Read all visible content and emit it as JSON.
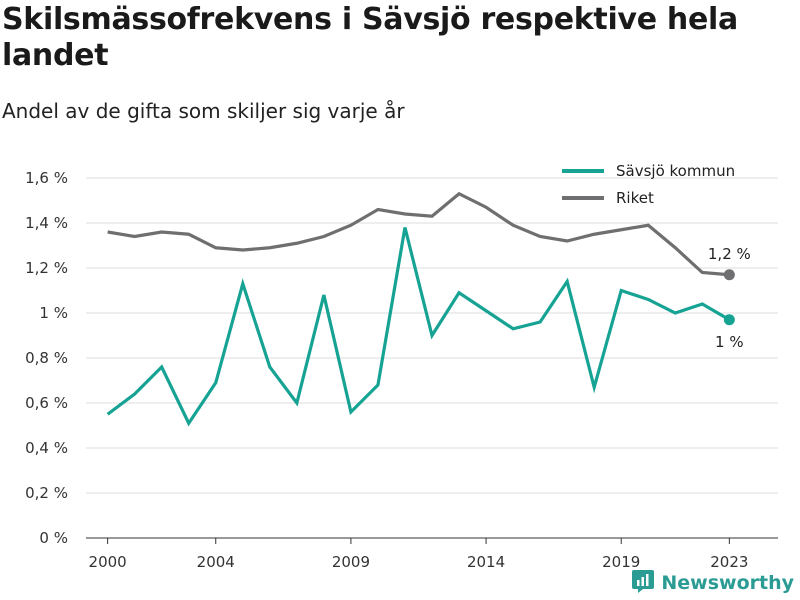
{
  "colors": {
    "savsjo": "#16a394",
    "riket": "#6f6f71",
    "grid": "#dddddd",
    "brand": "#2b9c94"
  },
  "brand": {
    "name": "Newsworthy",
    "icon": "newsworthy-logo-icon"
  },
  "chart_data": {
    "type": "line",
    "title": "Skilsmässofrekvens i Sävsjö respektive hela landet",
    "subtitle": "Andel av de gifta som skiljer sig varje år",
    "xlabel": "",
    "ylabel": "",
    "x": [
      2000,
      2001,
      2002,
      2003,
      2004,
      2005,
      2006,
      2007,
      2008,
      2009,
      2010,
      2011,
      2012,
      2013,
      2014,
      2015,
      2016,
      2017,
      2018,
      2019,
      2020,
      2021,
      2022,
      2023
    ],
    "x_ticks": [
      "2000",
      "2004",
      "2009",
      "2014",
      "2019",
      "2023"
    ],
    "ylim": [
      0,
      1.6
    ],
    "y_ticks": [
      "0 %",
      "0,2 %",
      "0,4 %",
      "0,6 %",
      "0,8 %",
      "1 %",
      "1,2 %",
      "1,4 %",
      "1,6 %"
    ],
    "grid": true,
    "legend_position": "top-right",
    "series": [
      {
        "name": "Sävsjö kommun",
        "values": [
          0.55,
          0.64,
          0.76,
          0.51,
          0.69,
          1.13,
          0.76,
          0.6,
          1.08,
          0.56,
          0.68,
          1.38,
          0.9,
          1.09,
          1.01,
          0.93,
          0.96,
          1.14,
          0.67,
          1.1,
          1.06,
          1.0,
          1.04,
          0.97
        ],
        "end_label": "1 %"
      },
      {
        "name": "Riket",
        "values": [
          1.36,
          1.34,
          1.36,
          1.35,
          1.29,
          1.28,
          1.29,
          1.31,
          1.34,
          1.39,
          1.46,
          1.44,
          1.43,
          1.53,
          1.47,
          1.39,
          1.34,
          1.32,
          1.35,
          1.37,
          1.39,
          1.29,
          1.18,
          1.17
        ],
        "end_label": "1,2 %"
      }
    ]
  }
}
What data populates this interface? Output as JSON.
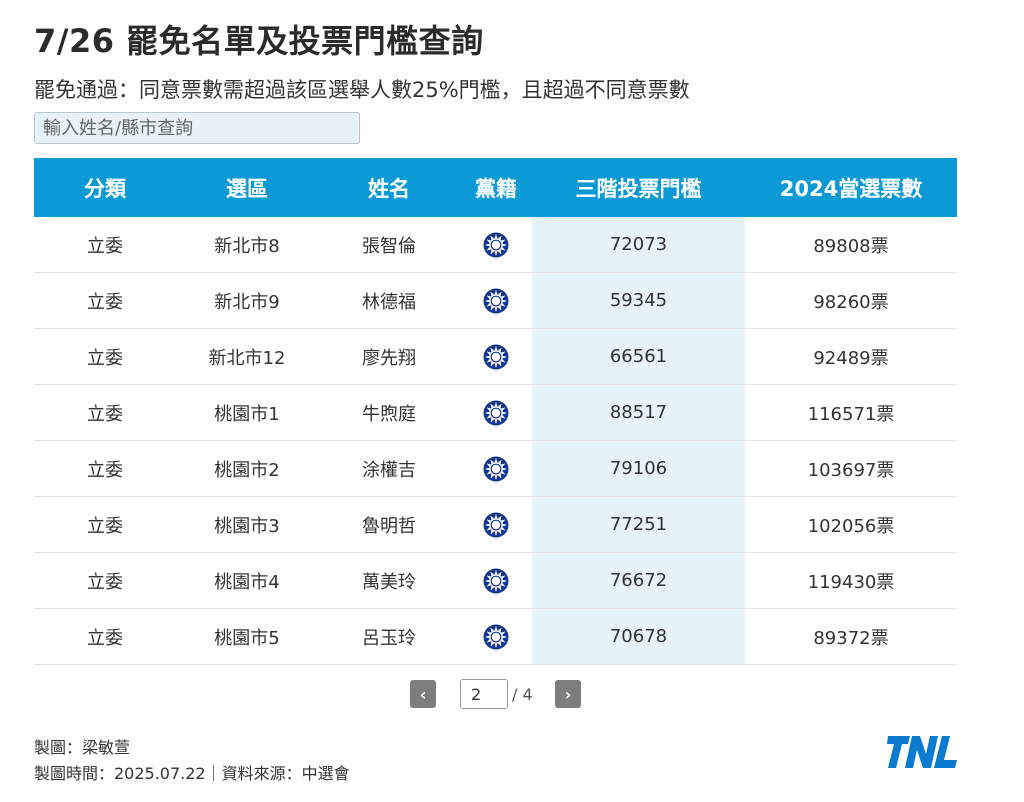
{
  "header": {
    "title": "7/26 罷免名單及投票門檻查詢",
    "subtitle": "罷免通過：同意票數需超過該區選舉人數25%門檻，且超過不同意票數"
  },
  "search": {
    "placeholder": "輸入姓名/縣市查詢",
    "value": ""
  },
  "table": {
    "columns": [
      "分類",
      "選區",
      "姓名",
      "黨籍",
      "三階投票門檻",
      "2024當選票數"
    ],
    "party_icon": "kmt-emblem-icon",
    "highlight_color": "#e6f3f8",
    "header_color": "#0b9ad6",
    "rows": [
      {
        "category": "立委",
        "district": "新北市8",
        "name": "張智倫",
        "party": "kmt-emblem-icon",
        "threshold": "72073",
        "votes_2024": "89808票"
      },
      {
        "category": "立委",
        "district": "新北市9",
        "name": "林德福",
        "party": "kmt-emblem-icon",
        "threshold": "59345",
        "votes_2024": "98260票"
      },
      {
        "category": "立委",
        "district": "新北市12",
        "name": "廖先翔",
        "party": "kmt-emblem-icon",
        "threshold": "66561",
        "votes_2024": "92489票"
      },
      {
        "category": "立委",
        "district": "桃園市1",
        "name": "牛煦庭",
        "party": "kmt-emblem-icon",
        "threshold": "88517",
        "votes_2024": "116571票"
      },
      {
        "category": "立委",
        "district": "桃園市2",
        "name": "涂權吉",
        "party": "kmt-emblem-icon",
        "threshold": "79106",
        "votes_2024": "103697票"
      },
      {
        "category": "立委",
        "district": "桃園市3",
        "name": "魯明哲",
        "party": "kmt-emblem-icon",
        "threshold": "77251",
        "votes_2024": "102056票"
      },
      {
        "category": "立委",
        "district": "桃園市4",
        "name": "萬美玲",
        "party": "kmt-emblem-icon",
        "threshold": "76672",
        "votes_2024": "119430票"
      },
      {
        "category": "立委",
        "district": "桃園市5",
        "name": "呂玉玲",
        "party": "kmt-emblem-icon",
        "threshold": "70678",
        "votes_2024": "89372票"
      }
    ]
  },
  "pagination": {
    "prev_label": "‹",
    "next_label": "›",
    "current": "2",
    "total": "/ 4"
  },
  "footer": {
    "credit": "製圖：梁敏萱",
    "meta": "製圖時間：2025.07.22｜資料來源：中選會",
    "logo_icon": "tnl-logo-icon",
    "logo_color": "#0b7bd0"
  }
}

######

What you are asked to do —
Repeat the records word for word. Any picture in them should be left out.

Solved problem —
Read all visible content and emit it as JSON.
{
  "colors": {
    "savsjo": "#16a394",
    "riket": "#6f6f71",
    "grid": "#dddddd",
    "brand": "#2b9c94"
  },
  "brand": {
    "name": "Newsworthy",
    "icon": "newsworthy-logo-icon"
  },
  "chart_data": {
    "type": "line",
    "title": "Skilsmässofrekvens i Sävsjö respektive hela landet",
    "subtitle": "Andel av de gifta som skiljer sig varje år",
    "xlabel": "",
    "ylabel": "",
    "x": [
      2000,
      2001,
      2002,
      2003,
      2004,
      2005,
      2006,
      2007,
      2008,
      2009,
      2010,
      2011,
      2012,
      2013,
      2014,
      2015,
      2016,
      2017,
      2018,
      2019,
      2020,
      2021,
      2022,
      2023
    ],
    "x_ticks": [
      "2000",
      "2004",
      "2009",
      "2014",
      "2019",
      "2023"
    ],
    "ylim": [
      0,
      1.6
    ],
    "y_ticks": [
      "0 %",
      "0,2 %",
      "0,4 %",
      "0,6 %",
      "0,8 %",
      "1 %",
      "1,2 %",
      "1,4 %",
      "1,6 %"
    ],
    "grid": true,
    "legend_position": "top-right",
    "series": [
      {
        "name": "Sävsjö kommun",
        "values": [
          0.55,
          0.64,
          0.76,
          0.51,
          0.69,
          1.13,
          0.76,
          0.6,
          1.08,
          0.56,
          0.68,
          1.38,
          0.9,
          1.09,
          1.01,
          0.93,
          0.96,
          1.14,
          0.67,
          1.1,
          1.06,
          1.0,
          1.04,
          0.97
        ],
        "end_label": "1 %"
      },
      {
        "name": "Riket",
        "values": [
          1.36,
          1.34,
          1.36,
          1.35,
          1.29,
          1.28,
          1.29,
          1.31,
          1.34,
          1.39,
          1.46,
          1.44,
          1.43,
          1.53,
          1.47,
          1.39,
          1.34,
          1.32,
          1.35,
          1.37,
          1.39,
          1.29,
          1.18,
          1.17
        ],
        "end_label": "1,2 %"
      }
    ]
  }
}
What data populates this interface? Output as JSON.
{
  "header": {
    "title": "7/26 罷免名單及投票門檻查詢",
    "subtitle": "罷免通過：同意票數需超過該區選舉人數25%門檻，且超過不同意票數"
  },
  "search": {
    "placeholder": "輸入姓名/縣市查詢",
    "value": ""
  },
  "table": {
    "columns": [
      "分類",
      "選區",
      "姓名",
      "黨籍",
      "三階投票門檻",
      "2024當選票數"
    ],
    "party_icon": "kmt-emblem-icon",
    "highlight_color": "#e6f3f8",
    "header_color": "#0b9ad6",
    "rows": [
      {
        "category": "立委",
        "district": "新北市8",
        "name": "張智倫",
        "party": "kmt-emblem-icon",
        "threshold": "72073",
        "votes_2024": "89808票"
      },
      {
        "category": "立委",
        "district": "新北市9",
        "name": "林德福",
        "party": "kmt-emblem-icon",
        "threshold": "59345",
        "votes_2024": "98260票"
      },
      {
        "category": "立委",
        "district": "新北市12",
        "name": "廖先翔",
        "party": "kmt-emblem-icon",
        "threshold": "66561",
        "votes_2024": "92489票"
      },
      {
        "category": "立委",
        "district": "桃園市1",
        "name": "牛煦庭",
        "party": "kmt-emblem-icon",
        "threshold": "88517",
        "votes_2024": "116571票"
      },
      {
        "category": "立委",
        "district": "桃園市2",
        "name": "涂權吉",
        "party": "kmt-emblem-icon",
        "threshold": "79106",
        "votes_2024": "103697票"
      },
      {
        "category": "立委",
        "district": "桃園市3",
        "name": "魯明哲",
        "party": "kmt-emblem-icon",
        "threshold": "77251",
        "votes_2024": "102056票"
      },
      {
        "category": "立委",
        "district": "桃園市4",
        "name": "萬美玲",
        "party": "kmt-emblem-icon",
        "threshold": "76672",
        "votes_2024": "119430票"
      },
      {
        "category": "立委",
        "district": "桃園市5",
        "name": "呂玉玲",
        "party": "kmt-emblem-icon",
        "threshold": "70678",
        "votes_2024": "89372票"
      }
    ]
  },
  "pagination": {
    "prev_label": "‹",
    "next_label": "›",
    "current": "2",
    "total": "/ 4"
  },
  "footer": {
    "credit": "製圖：梁敏萱",
    "meta": "製圖時間：2025.07.22｜資料來源：中選會",
    "logo_icon": "tnl-logo-icon",
    "logo_color": "#0b7bd0"
  }
}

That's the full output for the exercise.